<<<<

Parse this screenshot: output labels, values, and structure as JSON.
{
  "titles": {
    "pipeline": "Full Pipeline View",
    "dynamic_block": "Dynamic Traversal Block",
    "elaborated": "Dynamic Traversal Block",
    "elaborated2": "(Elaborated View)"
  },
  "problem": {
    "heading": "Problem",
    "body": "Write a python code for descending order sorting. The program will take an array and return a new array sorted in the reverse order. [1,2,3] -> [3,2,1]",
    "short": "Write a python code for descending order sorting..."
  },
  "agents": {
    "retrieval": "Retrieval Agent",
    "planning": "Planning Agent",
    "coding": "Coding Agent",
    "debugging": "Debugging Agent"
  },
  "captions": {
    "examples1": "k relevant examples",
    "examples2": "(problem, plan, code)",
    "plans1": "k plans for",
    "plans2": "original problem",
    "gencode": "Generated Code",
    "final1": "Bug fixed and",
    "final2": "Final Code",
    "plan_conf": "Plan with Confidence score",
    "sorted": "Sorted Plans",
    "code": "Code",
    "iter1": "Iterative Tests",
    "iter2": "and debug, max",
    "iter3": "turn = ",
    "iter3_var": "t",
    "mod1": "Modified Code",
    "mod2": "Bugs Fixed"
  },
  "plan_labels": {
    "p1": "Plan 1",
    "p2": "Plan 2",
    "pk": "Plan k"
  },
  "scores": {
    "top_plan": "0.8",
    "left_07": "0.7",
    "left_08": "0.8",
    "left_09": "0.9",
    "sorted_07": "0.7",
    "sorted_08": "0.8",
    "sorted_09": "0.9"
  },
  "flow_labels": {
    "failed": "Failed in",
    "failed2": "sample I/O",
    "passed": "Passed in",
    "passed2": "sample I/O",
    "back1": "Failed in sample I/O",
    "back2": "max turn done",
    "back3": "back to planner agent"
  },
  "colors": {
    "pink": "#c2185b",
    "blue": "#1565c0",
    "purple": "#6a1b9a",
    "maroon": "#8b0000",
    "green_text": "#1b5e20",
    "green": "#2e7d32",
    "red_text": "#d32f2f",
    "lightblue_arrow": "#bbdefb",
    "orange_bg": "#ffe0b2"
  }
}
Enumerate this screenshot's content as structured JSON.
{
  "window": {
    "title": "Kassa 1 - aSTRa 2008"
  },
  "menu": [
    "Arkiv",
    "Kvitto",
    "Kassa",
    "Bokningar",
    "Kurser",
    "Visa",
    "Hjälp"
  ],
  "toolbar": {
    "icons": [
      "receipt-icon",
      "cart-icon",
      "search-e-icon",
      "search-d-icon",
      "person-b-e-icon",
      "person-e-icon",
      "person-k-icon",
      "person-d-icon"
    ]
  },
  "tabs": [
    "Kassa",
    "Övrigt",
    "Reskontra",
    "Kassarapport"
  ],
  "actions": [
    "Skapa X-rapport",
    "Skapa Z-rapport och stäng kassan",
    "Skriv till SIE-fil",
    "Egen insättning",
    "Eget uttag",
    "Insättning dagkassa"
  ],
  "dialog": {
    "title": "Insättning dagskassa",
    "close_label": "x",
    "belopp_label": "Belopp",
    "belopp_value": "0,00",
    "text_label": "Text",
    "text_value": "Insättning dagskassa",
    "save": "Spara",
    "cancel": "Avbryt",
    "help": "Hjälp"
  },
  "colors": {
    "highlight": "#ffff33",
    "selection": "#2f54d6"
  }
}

>>>>

:: Written instruction ::
Search the records above for "Dynamic". Copy each line where it is found.

:: Exercise result ::
    "dynamic_block": "Dynamic Traversal Block",
    "elaborated": "Dynamic Traversal Block",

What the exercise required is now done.